### Required task
A line counts if it contains the string "shift"; say how many such lines there are, giving only the number.

### Given records
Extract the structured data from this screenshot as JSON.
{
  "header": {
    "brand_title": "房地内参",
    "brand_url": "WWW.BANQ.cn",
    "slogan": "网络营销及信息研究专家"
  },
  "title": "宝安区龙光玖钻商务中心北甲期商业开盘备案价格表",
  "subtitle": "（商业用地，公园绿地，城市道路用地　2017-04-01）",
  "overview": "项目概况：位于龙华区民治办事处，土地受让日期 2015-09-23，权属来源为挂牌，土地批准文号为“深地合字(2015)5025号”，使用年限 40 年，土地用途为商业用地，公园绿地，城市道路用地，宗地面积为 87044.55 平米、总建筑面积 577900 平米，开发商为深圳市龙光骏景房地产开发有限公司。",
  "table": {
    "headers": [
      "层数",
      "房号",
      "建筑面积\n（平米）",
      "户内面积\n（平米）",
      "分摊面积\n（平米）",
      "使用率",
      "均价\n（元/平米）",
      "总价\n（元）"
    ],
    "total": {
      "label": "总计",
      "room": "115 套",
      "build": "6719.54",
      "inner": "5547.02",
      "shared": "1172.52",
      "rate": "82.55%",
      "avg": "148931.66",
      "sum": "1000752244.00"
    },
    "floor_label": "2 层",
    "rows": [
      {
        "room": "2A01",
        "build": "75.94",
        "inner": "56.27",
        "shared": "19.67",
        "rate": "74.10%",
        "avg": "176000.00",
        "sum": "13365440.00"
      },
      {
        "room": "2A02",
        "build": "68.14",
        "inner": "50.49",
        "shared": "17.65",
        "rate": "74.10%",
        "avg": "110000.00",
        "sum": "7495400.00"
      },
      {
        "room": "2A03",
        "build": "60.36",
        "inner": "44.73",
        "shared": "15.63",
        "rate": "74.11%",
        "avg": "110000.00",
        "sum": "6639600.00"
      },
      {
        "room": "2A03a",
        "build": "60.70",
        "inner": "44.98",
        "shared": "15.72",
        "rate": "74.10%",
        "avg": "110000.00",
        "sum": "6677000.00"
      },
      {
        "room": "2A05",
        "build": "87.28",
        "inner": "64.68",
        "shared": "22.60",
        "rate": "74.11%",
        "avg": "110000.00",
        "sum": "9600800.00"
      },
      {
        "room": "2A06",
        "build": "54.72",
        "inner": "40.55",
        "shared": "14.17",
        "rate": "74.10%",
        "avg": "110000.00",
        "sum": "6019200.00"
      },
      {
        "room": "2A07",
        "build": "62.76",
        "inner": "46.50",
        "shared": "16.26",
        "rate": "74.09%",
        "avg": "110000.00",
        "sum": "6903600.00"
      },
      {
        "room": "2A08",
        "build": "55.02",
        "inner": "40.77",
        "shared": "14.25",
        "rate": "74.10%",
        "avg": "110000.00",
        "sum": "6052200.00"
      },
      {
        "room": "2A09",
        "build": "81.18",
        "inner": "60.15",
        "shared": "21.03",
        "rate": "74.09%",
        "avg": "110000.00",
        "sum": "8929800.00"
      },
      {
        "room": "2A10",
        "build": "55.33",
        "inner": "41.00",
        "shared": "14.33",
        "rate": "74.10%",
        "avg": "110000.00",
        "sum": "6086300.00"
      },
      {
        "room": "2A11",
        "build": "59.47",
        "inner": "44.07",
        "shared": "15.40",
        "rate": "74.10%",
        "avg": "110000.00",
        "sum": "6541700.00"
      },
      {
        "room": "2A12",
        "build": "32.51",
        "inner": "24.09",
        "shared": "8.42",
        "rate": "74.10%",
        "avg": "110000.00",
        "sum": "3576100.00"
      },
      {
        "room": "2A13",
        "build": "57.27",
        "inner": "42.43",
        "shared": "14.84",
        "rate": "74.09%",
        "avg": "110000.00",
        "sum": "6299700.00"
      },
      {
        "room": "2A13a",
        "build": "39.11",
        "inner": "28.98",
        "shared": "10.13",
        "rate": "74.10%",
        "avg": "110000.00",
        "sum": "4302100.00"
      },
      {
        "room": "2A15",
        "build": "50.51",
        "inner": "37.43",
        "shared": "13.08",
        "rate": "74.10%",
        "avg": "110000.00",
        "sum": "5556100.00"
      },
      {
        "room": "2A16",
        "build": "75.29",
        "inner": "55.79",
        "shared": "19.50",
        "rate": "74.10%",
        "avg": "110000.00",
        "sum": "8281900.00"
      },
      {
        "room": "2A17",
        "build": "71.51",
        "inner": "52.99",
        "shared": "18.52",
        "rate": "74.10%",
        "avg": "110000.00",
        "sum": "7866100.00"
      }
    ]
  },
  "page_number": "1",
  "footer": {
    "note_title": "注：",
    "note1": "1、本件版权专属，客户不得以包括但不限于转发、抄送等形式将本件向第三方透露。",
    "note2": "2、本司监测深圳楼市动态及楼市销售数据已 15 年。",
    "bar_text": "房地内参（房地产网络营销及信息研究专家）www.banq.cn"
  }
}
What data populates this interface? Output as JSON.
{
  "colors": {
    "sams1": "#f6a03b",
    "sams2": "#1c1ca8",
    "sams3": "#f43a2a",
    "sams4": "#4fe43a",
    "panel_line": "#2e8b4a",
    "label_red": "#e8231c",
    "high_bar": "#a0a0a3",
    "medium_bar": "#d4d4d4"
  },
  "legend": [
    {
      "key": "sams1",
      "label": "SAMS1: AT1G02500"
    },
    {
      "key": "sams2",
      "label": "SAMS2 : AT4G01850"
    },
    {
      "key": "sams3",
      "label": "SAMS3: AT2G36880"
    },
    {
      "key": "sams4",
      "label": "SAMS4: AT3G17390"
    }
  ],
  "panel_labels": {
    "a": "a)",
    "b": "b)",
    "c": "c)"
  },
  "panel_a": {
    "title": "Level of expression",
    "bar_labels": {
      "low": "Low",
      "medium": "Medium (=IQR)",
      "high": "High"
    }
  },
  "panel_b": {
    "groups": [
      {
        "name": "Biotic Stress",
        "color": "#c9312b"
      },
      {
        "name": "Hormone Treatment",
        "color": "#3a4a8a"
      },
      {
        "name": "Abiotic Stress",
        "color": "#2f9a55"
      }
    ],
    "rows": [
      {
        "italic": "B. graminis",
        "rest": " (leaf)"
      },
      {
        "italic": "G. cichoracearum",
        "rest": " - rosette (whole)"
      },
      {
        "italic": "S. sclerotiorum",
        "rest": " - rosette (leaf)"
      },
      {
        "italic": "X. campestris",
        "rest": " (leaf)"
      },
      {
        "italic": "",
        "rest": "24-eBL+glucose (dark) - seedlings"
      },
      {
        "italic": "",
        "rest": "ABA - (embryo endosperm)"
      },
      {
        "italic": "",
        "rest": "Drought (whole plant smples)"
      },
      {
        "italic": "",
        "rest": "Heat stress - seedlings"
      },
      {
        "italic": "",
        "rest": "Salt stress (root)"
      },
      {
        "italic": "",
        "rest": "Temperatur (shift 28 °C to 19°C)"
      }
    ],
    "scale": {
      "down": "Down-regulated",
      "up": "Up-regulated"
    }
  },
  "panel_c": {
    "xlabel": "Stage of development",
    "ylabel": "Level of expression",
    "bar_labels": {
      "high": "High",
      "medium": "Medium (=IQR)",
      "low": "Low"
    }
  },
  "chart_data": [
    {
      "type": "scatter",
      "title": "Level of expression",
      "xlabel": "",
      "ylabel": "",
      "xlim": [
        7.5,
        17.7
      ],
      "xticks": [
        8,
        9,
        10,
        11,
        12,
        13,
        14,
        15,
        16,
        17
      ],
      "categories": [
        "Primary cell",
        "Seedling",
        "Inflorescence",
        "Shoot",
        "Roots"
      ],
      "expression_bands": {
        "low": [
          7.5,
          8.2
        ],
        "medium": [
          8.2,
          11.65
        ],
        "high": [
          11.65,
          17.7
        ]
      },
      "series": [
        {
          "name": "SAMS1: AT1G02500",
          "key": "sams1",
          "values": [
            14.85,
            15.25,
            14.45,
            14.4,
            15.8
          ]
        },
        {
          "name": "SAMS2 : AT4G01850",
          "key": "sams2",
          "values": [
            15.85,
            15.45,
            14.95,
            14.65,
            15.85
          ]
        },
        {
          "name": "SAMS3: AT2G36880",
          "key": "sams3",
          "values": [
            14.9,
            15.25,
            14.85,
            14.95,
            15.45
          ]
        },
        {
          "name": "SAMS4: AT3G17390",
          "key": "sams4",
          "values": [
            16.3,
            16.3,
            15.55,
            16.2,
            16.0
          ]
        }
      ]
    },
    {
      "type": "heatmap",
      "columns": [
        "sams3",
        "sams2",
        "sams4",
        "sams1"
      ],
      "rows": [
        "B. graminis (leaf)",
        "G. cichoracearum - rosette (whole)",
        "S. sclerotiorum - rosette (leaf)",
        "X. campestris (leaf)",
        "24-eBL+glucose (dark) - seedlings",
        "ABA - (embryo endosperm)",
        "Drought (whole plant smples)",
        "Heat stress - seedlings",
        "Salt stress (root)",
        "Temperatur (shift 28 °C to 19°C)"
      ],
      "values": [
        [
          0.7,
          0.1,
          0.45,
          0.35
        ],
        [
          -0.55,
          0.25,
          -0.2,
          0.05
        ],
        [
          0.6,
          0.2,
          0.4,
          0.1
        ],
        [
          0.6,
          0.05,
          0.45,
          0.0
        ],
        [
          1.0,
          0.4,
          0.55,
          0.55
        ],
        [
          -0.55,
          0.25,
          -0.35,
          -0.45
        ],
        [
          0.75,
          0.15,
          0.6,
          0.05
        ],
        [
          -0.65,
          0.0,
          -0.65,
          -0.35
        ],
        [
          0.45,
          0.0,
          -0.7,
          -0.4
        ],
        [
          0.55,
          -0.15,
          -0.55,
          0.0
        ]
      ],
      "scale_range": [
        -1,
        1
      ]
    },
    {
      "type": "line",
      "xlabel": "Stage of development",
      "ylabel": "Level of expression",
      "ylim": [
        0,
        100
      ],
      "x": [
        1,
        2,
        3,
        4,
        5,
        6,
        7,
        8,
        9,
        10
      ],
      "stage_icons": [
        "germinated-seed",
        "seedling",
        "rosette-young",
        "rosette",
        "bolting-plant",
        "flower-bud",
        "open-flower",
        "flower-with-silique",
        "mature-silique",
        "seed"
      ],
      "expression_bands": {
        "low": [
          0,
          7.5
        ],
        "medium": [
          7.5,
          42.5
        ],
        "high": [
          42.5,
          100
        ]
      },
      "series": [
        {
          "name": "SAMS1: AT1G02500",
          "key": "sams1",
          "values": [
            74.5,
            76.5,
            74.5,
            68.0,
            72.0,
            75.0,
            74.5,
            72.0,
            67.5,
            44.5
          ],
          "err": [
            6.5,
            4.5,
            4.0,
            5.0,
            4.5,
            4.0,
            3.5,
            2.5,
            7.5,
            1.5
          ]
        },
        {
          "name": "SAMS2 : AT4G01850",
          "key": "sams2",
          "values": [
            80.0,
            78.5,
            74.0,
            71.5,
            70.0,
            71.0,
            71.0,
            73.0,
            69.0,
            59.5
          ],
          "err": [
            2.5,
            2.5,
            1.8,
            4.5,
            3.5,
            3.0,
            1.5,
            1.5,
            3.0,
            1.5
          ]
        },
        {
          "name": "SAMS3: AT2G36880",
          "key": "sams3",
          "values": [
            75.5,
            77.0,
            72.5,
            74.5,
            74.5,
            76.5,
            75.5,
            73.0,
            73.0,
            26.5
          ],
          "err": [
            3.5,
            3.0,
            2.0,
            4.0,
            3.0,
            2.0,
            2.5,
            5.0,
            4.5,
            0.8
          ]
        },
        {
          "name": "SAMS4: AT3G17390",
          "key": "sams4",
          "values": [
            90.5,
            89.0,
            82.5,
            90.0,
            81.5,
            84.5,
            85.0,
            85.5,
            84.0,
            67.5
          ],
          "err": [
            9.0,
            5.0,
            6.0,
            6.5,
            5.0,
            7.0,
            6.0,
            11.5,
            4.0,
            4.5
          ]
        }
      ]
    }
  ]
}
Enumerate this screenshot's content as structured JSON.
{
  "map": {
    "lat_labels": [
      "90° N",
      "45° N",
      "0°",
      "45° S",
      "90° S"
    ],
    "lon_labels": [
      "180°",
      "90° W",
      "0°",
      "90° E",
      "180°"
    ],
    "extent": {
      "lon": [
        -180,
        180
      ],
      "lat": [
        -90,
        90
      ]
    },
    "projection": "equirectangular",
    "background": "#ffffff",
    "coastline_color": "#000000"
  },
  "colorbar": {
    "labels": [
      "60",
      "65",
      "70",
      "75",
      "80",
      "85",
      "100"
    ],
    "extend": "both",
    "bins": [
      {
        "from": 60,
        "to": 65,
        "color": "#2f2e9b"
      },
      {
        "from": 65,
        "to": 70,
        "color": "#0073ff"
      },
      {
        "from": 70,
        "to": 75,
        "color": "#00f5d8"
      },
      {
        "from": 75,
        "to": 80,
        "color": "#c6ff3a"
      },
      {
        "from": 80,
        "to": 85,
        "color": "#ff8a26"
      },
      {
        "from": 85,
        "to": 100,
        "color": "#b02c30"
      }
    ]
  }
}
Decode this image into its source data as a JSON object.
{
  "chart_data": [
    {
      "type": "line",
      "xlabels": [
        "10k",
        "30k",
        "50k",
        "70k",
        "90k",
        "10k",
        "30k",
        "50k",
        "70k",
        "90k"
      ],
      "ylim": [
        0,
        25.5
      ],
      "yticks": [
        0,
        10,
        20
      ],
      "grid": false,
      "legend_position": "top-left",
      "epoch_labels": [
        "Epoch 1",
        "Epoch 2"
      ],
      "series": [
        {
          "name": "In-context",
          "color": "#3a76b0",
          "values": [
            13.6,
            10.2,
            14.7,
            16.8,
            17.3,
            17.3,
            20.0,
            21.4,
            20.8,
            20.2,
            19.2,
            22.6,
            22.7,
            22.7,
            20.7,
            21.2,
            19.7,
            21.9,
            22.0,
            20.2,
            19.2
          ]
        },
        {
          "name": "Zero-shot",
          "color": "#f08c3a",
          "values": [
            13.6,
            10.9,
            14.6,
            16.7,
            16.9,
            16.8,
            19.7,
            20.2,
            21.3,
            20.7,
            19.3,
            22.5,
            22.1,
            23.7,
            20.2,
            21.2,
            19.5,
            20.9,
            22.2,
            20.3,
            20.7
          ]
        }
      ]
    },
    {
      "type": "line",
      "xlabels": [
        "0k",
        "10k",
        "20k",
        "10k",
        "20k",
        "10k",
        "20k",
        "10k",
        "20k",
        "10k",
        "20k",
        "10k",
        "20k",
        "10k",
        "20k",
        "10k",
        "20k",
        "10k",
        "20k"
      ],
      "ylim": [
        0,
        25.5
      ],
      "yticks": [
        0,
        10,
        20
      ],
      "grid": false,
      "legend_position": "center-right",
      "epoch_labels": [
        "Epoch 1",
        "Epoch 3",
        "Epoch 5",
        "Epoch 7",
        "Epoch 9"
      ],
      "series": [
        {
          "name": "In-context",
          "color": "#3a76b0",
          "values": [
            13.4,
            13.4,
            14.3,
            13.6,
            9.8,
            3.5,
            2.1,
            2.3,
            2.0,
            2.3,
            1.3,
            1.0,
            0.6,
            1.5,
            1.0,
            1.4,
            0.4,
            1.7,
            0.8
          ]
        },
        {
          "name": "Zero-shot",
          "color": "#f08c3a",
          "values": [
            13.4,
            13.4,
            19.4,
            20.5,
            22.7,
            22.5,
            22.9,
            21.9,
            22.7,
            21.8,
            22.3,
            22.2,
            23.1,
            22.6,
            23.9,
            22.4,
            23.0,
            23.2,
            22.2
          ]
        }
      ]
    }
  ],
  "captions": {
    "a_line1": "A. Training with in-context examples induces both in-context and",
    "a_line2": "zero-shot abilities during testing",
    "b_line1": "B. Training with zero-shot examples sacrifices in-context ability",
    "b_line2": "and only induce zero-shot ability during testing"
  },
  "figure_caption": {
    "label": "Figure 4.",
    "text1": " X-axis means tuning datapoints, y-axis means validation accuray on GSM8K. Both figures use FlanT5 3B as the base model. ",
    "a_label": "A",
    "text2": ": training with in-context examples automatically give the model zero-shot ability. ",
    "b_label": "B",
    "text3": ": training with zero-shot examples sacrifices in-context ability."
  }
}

### Result of the task
2